WHAT IS REQUIRED
Write out the listing below word for word, beginning with its first line and ending after the line that contains "y-tick-label: 0 xyxy=(47,1039,56,1055)", with that line included.

--- start ---

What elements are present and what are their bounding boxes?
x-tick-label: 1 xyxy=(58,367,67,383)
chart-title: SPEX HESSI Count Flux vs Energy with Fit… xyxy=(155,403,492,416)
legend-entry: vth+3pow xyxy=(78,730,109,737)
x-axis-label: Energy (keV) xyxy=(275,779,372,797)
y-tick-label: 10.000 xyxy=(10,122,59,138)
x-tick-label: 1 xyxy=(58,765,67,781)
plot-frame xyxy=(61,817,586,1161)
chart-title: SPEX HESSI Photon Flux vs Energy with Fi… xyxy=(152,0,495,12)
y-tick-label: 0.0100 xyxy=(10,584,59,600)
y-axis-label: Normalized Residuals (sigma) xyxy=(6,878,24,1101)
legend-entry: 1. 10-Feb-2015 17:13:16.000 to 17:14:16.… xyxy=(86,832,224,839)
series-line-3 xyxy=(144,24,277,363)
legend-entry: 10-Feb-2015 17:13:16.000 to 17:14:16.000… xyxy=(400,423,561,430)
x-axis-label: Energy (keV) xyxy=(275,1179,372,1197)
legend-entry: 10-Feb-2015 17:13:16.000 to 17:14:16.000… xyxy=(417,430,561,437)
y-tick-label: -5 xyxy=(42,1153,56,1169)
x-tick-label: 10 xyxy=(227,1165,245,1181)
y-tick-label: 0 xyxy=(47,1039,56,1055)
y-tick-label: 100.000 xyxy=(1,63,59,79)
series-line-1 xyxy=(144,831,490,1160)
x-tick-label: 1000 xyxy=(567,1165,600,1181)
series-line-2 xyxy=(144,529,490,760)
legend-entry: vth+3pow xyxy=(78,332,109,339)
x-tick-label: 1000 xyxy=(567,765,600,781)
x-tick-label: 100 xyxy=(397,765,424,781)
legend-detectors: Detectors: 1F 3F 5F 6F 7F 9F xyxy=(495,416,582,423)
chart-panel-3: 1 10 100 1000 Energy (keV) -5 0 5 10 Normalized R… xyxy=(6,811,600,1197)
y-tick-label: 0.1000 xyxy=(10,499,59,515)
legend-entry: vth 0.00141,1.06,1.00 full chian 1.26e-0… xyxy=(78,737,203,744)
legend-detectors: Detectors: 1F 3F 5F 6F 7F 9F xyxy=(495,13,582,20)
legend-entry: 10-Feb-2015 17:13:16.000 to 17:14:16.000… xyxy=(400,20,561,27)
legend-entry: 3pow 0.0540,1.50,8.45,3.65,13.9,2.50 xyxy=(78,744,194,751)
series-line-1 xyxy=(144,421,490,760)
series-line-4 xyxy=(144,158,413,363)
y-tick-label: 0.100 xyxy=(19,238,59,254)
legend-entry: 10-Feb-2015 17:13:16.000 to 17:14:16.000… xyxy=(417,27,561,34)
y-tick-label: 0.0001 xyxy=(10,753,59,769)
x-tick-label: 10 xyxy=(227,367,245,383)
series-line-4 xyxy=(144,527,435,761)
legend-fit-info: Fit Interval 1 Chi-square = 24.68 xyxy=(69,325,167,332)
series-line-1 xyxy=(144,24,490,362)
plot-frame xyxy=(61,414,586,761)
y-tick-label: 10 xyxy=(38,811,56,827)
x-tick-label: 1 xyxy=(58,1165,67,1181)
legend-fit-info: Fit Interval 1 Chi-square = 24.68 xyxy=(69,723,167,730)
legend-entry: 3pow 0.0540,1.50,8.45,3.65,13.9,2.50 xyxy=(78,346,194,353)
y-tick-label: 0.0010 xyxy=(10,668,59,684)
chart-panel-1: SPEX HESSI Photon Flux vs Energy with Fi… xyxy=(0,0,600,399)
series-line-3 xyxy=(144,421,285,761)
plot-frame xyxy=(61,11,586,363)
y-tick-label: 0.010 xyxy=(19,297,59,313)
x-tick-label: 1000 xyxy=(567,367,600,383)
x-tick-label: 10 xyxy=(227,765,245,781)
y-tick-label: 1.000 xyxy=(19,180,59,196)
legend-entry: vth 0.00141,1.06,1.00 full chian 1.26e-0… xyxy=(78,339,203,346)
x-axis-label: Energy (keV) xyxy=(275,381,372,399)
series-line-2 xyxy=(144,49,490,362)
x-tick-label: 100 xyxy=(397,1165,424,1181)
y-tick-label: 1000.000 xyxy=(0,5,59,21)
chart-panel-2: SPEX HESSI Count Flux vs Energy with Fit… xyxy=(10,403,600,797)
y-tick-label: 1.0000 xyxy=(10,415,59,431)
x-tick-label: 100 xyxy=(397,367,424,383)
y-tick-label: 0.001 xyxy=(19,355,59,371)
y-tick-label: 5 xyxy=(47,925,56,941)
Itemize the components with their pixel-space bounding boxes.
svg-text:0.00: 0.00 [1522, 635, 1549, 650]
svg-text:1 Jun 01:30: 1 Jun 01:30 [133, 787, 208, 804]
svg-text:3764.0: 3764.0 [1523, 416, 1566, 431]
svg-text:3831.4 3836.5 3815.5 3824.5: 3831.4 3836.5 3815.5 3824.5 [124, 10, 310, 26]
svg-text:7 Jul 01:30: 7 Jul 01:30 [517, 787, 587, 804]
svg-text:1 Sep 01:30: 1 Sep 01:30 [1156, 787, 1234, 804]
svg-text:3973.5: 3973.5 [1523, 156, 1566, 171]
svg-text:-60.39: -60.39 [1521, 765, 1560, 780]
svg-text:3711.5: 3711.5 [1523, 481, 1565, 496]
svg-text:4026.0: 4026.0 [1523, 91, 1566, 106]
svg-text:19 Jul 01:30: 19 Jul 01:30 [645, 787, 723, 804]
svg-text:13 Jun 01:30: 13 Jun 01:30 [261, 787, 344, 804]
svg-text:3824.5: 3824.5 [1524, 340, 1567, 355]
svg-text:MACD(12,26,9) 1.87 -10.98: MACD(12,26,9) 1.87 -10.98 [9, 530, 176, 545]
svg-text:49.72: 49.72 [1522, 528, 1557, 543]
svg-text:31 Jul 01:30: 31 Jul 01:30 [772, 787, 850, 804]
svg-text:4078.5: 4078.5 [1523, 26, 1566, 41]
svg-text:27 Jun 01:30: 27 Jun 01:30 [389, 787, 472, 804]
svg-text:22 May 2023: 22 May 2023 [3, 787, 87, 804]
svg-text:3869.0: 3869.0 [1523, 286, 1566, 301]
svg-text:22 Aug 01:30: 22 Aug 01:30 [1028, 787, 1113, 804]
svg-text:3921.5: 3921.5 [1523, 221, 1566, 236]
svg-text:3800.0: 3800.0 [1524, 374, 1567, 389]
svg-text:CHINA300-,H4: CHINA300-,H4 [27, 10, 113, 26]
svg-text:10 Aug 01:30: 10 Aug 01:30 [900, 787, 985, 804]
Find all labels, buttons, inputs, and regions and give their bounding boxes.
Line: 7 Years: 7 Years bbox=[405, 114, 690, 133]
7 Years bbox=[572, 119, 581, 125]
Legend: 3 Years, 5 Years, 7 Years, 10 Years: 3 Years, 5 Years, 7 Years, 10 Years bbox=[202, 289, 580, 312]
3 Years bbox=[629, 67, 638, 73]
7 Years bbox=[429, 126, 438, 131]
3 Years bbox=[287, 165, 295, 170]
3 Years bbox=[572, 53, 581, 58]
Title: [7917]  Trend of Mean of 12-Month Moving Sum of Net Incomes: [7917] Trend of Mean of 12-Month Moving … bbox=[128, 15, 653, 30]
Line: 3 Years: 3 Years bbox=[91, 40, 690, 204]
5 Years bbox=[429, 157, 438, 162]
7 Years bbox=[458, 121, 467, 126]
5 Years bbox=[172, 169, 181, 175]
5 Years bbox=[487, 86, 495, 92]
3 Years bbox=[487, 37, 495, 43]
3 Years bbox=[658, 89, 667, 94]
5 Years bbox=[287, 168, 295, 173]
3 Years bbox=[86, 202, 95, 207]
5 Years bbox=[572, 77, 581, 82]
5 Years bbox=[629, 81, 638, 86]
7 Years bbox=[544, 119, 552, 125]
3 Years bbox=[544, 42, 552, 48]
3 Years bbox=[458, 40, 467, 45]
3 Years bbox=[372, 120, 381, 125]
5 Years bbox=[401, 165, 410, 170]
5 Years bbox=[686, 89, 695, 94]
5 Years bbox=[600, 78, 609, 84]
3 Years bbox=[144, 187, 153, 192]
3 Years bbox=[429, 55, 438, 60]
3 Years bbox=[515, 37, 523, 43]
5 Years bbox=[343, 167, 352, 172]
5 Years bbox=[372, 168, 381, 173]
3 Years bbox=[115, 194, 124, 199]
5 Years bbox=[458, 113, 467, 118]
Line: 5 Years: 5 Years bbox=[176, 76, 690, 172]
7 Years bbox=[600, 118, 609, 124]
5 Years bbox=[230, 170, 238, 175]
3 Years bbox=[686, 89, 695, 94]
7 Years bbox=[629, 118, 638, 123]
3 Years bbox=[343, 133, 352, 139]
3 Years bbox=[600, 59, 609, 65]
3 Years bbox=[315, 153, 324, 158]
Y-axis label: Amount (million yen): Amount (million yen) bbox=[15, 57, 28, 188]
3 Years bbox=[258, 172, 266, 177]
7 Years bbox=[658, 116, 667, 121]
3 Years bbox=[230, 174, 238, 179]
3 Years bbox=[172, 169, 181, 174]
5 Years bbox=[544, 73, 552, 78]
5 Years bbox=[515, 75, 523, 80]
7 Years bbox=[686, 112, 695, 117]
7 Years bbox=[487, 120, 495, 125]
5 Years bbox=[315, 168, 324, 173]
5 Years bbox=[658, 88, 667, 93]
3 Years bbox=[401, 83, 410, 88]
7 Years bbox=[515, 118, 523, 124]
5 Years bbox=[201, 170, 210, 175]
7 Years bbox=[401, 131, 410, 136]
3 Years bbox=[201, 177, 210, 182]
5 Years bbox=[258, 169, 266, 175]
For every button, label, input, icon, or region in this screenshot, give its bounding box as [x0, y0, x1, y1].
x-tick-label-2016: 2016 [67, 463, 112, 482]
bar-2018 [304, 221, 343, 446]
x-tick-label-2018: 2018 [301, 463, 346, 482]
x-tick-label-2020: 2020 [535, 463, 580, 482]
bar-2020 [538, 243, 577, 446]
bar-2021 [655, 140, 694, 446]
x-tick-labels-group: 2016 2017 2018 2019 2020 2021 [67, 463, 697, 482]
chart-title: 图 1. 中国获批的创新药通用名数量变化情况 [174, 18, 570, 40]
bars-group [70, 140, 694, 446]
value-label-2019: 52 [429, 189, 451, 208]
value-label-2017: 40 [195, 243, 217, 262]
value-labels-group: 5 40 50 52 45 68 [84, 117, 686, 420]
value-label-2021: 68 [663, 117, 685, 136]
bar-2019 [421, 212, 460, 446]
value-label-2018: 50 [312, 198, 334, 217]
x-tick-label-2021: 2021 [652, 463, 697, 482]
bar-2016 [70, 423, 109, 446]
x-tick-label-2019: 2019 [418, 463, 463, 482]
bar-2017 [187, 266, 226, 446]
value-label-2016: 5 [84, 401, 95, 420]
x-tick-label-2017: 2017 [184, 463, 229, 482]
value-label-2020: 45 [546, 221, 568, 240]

--- end ---

REPLY TO THE EXERCISE
What elements are present and what are their bounding boxes?
x-tick-label: 1 xyxy=(58,367,67,383)
chart-title: SPEX HESSI Count Flux vs Energy with Fit… xyxy=(155,403,492,416)
legend-entry: vth+3pow xyxy=(78,730,109,737)
x-axis-label: Energy (keV) xyxy=(275,779,372,797)
y-tick-label: 10.000 xyxy=(10,122,59,138)
x-tick-label: 1 xyxy=(58,765,67,781)
plot-frame xyxy=(61,817,586,1161)
chart-title: SPEX HESSI Photon Flux vs Energy with Fi… xyxy=(152,0,495,12)
y-tick-label: 0.0100 xyxy=(10,584,59,600)
y-axis-label: Normalized Residuals (sigma) xyxy=(6,878,24,1101)
legend-entry: 1. 10-Feb-2015 17:13:16.000 to 17:14:16.… xyxy=(86,832,224,839)
series-line-3 xyxy=(144,24,277,363)
legend-entry: 10-Feb-2015 17:13:16.000 to 17:14:16.000… xyxy=(400,423,561,430)
x-axis-label: Energy (keV) xyxy=(275,1179,372,1197)
legend-entry: 10-Feb-2015 17:13:16.000 to 17:14:16.000… xyxy=(417,430,561,437)
y-tick-label: -5 xyxy=(42,1153,56,1169)
x-tick-label: 10 xyxy=(227,1165,245,1181)
y-tick-label: 0 xyxy=(47,1039,56,1055)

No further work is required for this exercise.